(Exercise details):
Can you put each line of the entries below into a single numbered list, leaving out any blank lines?

(Element region listings)
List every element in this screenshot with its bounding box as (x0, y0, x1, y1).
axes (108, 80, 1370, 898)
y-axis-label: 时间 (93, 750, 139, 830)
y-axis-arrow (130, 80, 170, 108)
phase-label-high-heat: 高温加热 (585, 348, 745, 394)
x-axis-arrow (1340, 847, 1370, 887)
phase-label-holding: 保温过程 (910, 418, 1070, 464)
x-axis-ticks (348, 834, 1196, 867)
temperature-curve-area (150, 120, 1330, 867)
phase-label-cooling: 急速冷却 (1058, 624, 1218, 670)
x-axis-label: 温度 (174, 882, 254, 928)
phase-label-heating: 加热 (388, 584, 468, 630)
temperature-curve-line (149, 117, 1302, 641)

(Exercise response):
1. List every element in this screenshot with its bounding box as (x0, y0, x1, y1).
2. axes (108, 80, 1370, 898)
3. y-axis-label: 时间 (93, 750, 139, 830)
4. y-axis-arrow (130, 80, 170, 108)
5. phase-label-high-heat: 高温加热 (585, 348, 745, 394)
6. x-axis-arrow (1340, 847, 1370, 887)
7. phase-label-holding: 保温过程 (910, 418, 1070, 464)
8. x-axis-ticks (348, 834, 1196, 867)
9. temperature-curve-area (150, 120, 1330, 867)
10. phase-label-cooling: 急速冷却 (1058, 624, 1218, 670)
11. x-axis-label: 温度 (174, 882, 254, 928)
12. phase-label-heating: 加热 (388, 584, 468, 630)
13. temperature-curve-line (149, 117, 1302, 641)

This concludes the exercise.